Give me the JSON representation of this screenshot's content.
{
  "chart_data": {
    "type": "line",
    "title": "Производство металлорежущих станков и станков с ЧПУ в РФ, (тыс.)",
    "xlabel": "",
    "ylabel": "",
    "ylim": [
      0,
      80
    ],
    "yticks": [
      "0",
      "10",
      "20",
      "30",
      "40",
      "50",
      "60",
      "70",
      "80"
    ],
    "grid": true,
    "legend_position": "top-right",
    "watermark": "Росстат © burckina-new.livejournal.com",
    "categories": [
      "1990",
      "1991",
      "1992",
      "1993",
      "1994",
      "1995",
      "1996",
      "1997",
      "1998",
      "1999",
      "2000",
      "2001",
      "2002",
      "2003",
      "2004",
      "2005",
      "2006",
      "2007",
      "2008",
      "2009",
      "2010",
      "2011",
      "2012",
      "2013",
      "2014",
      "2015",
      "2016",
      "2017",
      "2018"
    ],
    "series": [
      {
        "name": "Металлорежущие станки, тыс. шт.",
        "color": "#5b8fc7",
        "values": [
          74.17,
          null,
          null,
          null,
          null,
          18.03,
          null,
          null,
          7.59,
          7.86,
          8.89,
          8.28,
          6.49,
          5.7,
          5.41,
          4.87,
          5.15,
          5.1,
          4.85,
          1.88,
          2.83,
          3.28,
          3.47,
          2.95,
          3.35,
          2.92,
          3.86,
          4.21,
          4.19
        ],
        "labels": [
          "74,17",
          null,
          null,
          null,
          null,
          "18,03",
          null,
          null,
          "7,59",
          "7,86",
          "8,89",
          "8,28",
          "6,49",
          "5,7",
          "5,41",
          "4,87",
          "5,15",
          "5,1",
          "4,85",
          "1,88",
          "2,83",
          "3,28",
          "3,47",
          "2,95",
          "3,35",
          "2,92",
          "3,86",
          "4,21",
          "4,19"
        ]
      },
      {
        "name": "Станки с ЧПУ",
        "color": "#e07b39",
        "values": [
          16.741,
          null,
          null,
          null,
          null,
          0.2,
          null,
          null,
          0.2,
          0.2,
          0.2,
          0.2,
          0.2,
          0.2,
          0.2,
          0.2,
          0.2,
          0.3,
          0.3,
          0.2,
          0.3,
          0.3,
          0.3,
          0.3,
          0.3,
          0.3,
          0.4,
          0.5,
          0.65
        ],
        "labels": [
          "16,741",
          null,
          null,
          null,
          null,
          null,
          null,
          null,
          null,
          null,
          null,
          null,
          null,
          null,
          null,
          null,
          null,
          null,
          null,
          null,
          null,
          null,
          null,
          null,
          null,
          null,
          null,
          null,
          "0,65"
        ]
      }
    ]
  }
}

+++++

Find every line containing the word "name", then give the total and nothing more.

* _Completed task_
2